▸ **STATED PROBLEM**:
Copy every line of the listing exactly.

▸ **THE INPUT**:
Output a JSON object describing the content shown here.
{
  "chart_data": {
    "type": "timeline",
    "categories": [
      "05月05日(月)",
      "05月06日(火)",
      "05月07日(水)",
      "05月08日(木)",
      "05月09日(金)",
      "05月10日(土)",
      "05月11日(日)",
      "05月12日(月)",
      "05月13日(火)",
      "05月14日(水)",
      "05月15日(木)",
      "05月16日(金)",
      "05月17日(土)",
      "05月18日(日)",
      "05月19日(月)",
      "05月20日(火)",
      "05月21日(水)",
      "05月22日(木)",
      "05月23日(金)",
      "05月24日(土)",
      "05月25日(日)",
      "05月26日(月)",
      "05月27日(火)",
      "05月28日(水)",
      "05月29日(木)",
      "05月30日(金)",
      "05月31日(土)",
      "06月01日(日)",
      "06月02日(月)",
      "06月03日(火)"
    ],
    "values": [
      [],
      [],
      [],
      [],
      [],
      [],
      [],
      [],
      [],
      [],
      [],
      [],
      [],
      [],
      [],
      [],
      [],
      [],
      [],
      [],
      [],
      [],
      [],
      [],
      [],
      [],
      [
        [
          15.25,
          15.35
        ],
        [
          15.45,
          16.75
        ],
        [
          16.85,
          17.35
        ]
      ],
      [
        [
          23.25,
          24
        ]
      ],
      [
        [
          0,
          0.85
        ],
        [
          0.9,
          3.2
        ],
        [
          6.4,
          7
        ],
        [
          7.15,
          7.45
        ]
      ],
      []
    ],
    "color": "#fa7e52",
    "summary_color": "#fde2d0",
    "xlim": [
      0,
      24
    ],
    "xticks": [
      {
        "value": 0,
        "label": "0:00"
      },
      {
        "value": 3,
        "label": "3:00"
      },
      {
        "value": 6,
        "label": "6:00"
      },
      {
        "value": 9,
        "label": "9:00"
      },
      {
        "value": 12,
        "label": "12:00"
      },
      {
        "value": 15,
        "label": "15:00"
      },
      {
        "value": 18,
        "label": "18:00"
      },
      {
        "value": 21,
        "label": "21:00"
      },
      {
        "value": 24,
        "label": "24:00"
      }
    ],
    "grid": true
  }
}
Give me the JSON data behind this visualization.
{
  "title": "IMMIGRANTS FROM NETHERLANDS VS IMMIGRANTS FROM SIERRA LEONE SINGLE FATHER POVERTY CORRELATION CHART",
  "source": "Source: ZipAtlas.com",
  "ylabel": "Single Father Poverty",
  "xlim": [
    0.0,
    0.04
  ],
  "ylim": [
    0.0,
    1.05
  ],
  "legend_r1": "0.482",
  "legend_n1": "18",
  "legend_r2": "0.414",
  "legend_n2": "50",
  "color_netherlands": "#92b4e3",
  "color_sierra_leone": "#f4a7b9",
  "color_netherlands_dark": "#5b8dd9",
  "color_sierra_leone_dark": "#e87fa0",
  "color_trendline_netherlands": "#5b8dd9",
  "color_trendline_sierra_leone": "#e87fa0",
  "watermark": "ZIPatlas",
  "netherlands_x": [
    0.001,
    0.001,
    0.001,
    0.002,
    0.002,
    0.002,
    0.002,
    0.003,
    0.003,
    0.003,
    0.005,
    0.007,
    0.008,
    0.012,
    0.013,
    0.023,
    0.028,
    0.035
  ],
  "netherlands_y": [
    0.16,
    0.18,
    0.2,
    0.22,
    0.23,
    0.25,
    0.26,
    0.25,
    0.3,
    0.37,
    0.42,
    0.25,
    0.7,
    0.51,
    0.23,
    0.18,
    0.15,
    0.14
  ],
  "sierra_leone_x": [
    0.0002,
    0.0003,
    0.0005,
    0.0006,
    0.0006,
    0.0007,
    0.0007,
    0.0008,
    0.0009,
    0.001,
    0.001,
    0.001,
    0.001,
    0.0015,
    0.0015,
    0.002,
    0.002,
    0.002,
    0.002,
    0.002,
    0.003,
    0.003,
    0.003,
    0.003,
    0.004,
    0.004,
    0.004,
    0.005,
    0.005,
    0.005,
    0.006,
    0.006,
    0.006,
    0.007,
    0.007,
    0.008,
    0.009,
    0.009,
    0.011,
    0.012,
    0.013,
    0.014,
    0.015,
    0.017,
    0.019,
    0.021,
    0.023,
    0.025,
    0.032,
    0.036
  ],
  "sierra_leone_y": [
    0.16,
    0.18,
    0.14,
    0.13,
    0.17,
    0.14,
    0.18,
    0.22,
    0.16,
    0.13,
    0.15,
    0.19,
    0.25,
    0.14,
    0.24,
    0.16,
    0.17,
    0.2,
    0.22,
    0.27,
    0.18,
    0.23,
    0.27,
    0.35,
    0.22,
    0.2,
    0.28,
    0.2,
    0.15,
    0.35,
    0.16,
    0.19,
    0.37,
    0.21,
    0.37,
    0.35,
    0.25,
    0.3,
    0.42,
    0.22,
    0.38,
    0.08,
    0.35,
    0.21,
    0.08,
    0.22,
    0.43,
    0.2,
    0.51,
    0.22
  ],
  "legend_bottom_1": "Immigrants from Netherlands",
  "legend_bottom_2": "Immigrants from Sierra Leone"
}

▸ **RESULT**:
Output a JSON object describing the content shown here.
{
  "chart_data": {
    "type": "timeline",
    "categories": [
      "05月05日(月)",
      "05月06日(火)",
      "05月07日(水)",
      "05月08日(木)",
      "05月09日(金)",
      "05月10日(土)",
      "05月11日(日)",
      "05月12日(月)",
      "05月13日(火)",
      "05月14日(水)",
      "05月15日(木)",
      "05月16日(金)",
      "05月17日(土)",
      "05月18日(日)",
      "05月19日(月)",
      "05月20日(火)",
      "05月21日(水)",
      "05月22日(木)",
      "05月23日(金)",
      "05月24日(土)",
      "05月25日(日)",
      "05月26日(月)",
      "05月27日(火)",
      "05月28日(水)",
      "05月29日(木)",
      "05月30日(金)",
      "05月31日(土)",
      "06月01日(日)",
      "06月02日(月)",
      "06月03日(火)"
    ],
    "values": [
      [],
      [],
      [],
      [],
      [],
      [],
      [],
      [],
      [],
      [],
      [],
      [],
      [],
      [],
      [],
      [],
      [],
      [],
      [],
      [],
      [],
      [],
      [],
      [],
      [],
      [],
      [
        [
          15.25,
          15.35
        ],
        [
          15.45,
          16.75
        ],
        [
          16.85,
          17.35
        ]
      ],
      [
        [
          23.25,
          24
        ]
      ],
      [
        [
          0,
          0.85
        ],
        [
          0.9,
          3.2
        ],
        [
          6.4,
          7
        ],
        [
          7.15,
          7.45
        ]
      ],
      []
    ],
    "color": "#fa7e52",
    "summary_color": "#fde2d0",
    "xlim": [
      0,
      24
    ],
    "xticks": [
      {
        "value": 0,
        "label": "0:00"
      },
      {
        "value": 3,
        "label": "3:00"
      },
      {
        "value": 6,
        "label": "6:00"
      },
      {
        "value": 9,
        "label": "9:00"
      },
      {
        "value": 12,
        "label": "12:00"
      },
      {
        "value": 15,
        "label": "15:00"
      },
      {
        "value": 18,
        "label": "18:00"
      },
      {
        "value": 21,
        "label": "21:00"
      },
      {
        "value": 24,
        "label": "24:00"
      }
    ],
    "grid": true
  }
}
Give me the JSON data behind this visualization.
{
  "title": "IMMIGRANTS FROM NETHERLANDS VS IMMIGRANTS FROM SIERRA LEONE SINGLE FATHER POVERTY CORRELATION CHART",
  "source": "Source: ZipAtlas.com",
  "ylabel": "Single Father Poverty",
  "xlim": [
    0.0,
    0.04
  ],
  "ylim": [
    0.0,
    1.05
  ],
  "legend_r1": "0.482",
  "legend_n1": "18",
  "legend_r2": "0.414",
  "legend_n2": "50",
  "color_netherlands": "#92b4e3",
  "color_sierra_leone": "#f4a7b9",
  "color_netherlands_dark": "#5b8dd9",
  "color_sierra_leone_dark": "#e87fa0",
  "color_trendline_netherlands": "#5b8dd9",
  "color_trendline_sierra_leone": "#e87fa0",
  "watermark": "ZIPatlas",
  "netherlands_x": [
    0.001,
    0.001,
    0.001,
    0.002,
    0.002,
    0.002,
    0.002,
    0.003,
    0.003,
    0.003,
    0.005,
    0.007,
    0.008,
    0.012,
    0.013,
    0.023,
    0.028,
    0.035
  ],
  "netherlands_y": [
    0.16,
    0.18,
    0.2,
    0.22,
    0.23,
    0.25,
    0.26,
    0.25,
    0.3,
    0.37,
    0.42,
    0.25,
    0.7,
    0.51,
    0.23,
    0.18,
    0.15,
    0.14
  ],
  "sierra_leone_x": [
    0.0002,
    0.0003,
    0.0005,
    0.0006,
    0.0006,
    0.0007,
    0.0007,
    0.0008,
    0.0009,
    0.001,
    0.001,
    0.001,
    0.001,
    0.0015,
    0.0015,
    0.002,
    0.002,
    0.002,
    0.002,
    0.002,
    0.003,
    0.003,
    0.003,
    0.003,
    0.004,
    0.004,
    0.004,
    0.005,
    0.005,
    0.005,
    0.006,
    0.006,
    0.006,
    0.007,
    0.007,
    0.008,
    0.009,
    0.009,
    0.011,
    0.012,
    0.013,
    0.014,
    0.015,
    0.017,
    0.019,
    0.021,
    0.023,
    0.025,
    0.032,
    0.036
  ],
  "sierra_leone_y": [
    0.16,
    0.18,
    0.14,
    0.13,
    0.17,
    0.14,
    0.18,
    0.22,
    0.16,
    0.13,
    0.15,
    0.19,
    0.25,
    0.14,
    0.24,
    0.16,
    0.17,
    0.2,
    0.22,
    0.27,
    0.18,
    0.23,
    0.27,
    0.35,
    0.22,
    0.2,
    0.28,
    0.2,
    0.15,
    0.35,
    0.16,
    0.19,
    0.37,
    0.21,
    0.37,
    0.35,
    0.25,
    0.3,
    0.42,
    0.22,
    0.38,
    0.08,
    0.35,
    0.21,
    0.08,
    0.22,
    0.43,
    0.2,
    0.51,
    0.22
  ],
  "legend_bottom_1": "Immigrants from Netherlands",
  "legend_bottom_2": "Immigrants from Sierra Leone"
}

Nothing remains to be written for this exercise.